* _AIM OF THE EXERCISE_:
Repeat what the lines below say, word for word, and skip every image.

-- START --

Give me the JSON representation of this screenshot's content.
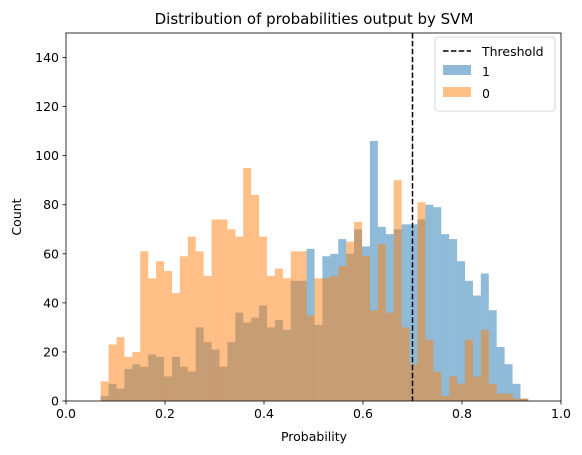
{
  "chart_data": {
    "type": "bar",
    "title": "Distribution of probabilities output by SVM",
    "xlabel": "Probability",
    "ylabel": "Count",
    "xlim": [
      0.0,
      1.0
    ],
    "ylim": [
      0,
      150
    ],
    "xticks": [
      "0.0",
      "0.2",
      "0.4",
      "0.6",
      "0.8",
      "1.0"
    ],
    "yticks": [
      "0",
      "20",
      "40",
      "60",
      "80",
      "100",
      "120",
      "140"
    ],
    "grid": false,
    "legend": "top-right",
    "threshold": {
      "name": "Threshold",
      "value": 0.7,
      "color": "#000000"
    },
    "bins": {
      "start": 0.07,
      "width": 0.016,
      "count": 54
    },
    "series": [
      {
        "name": "1",
        "color": "#1f77b4",
        "values": [
          2,
          7,
          5,
          13,
          15,
          14,
          19,
          18,
          10,
          18,
          14,
          12,
          30,
          24,
          21,
          14,
          24,
          36,
          32,
          34,
          39,
          30,
          33,
          29,
          49,
          49,
          62,
          31,
          59,
          60,
          66,
          60,
          70,
          63,
          106,
          71,
          68,
          70,
          72,
          72,
          74,
          80,
          79,
          68,
          66,
          57,
          49,
          43,
          52,
          37,
          22,
          15,
          7,
          1
        ]
      },
      {
        "name": "0",
        "color": "#ff7f0e",
        "values": [
          8,
          23,
          26,
          18,
          20,
          61,
          50,
          57,
          53,
          44,
          59,
          67,
          61,
          51,
          74,
          74,
          70,
          67,
          95,
          84,
          67,
          51,
          54,
          50,
          61,
          61,
          35,
          50,
          50,
          51,
          55,
          65,
          73,
          59,
          37,
          64,
          36,
          90,
          30,
          15,
          81,
          25,
          12,
          2,
          10,
          7,
          25,
          10,
          29,
          7,
          3,
          3,
          1,
          1
        ]
      }
    ]
  }
}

-- END --

* _COMPLETE RESPONSE_:
Give me the JSON representation of this screenshot's content.
{
  "chart_data": {
    "type": "bar",
    "title": "Distribution of probabilities output by SVM",
    "xlabel": "Probability",
    "ylabel": "Count",
    "xlim": [
      0.0,
      1.0
    ],
    "ylim": [
      0,
      150
    ],
    "xticks": [
      "0.0",
      "0.2",
      "0.4",
      "0.6",
      "0.8",
      "1.0"
    ],
    "yticks": [
      "0",
      "20",
      "40",
      "60",
      "80",
      "100",
      "120",
      "140"
    ],
    "grid": false,
    "legend": "top-right",
    "threshold": {
      "name": "Threshold",
      "value": 0.7,
      "color": "#000000"
    },
    "bins": {
      "start": 0.07,
      "width": 0.016,
      "count": 54
    },
    "series": [
      {
        "name": "1",
        "color": "#1f77b4",
        "values": [
          2,
          7,
          5,
          13,
          15,
          14,
          19,
          18,
          10,
          18,
          14,
          12,
          30,
          24,
          21,
          14,
          24,
          36,
          32,
          34,
          39,
          30,
          33,
          29,
          49,
          49,
          62,
          31,
          59,
          60,
          66,
          60,
          70,
          63,
          106,
          71,
          68,
          70,
          72,
          72,
          74,
          80,
          79,
          68,
          66,
          57,
          49,
          43,
          52,
          37,
          22,
          15,
          7,
          1
        ]
      },
      {
        "name": "0",
        "color": "#ff7f0e",
        "values": [
          8,
          23,
          26,
          18,
          20,
          61,
          50,
          57,
          53,
          44,
          59,
          67,
          61,
          51,
          74,
          74,
          70,
          67,
          95,
          84,
          67,
          51,
          54,
          50,
          61,
          61,
          35,
          50,
          50,
          51,
          55,
          65,
          73,
          59,
          37,
          64,
          36,
          90,
          30,
          15,
          81,
          25,
          12,
          2,
          10,
          7,
          25,
          10,
          29,
          7,
          3,
          3,
          1,
          1
        ]
      }
    ]
  }
}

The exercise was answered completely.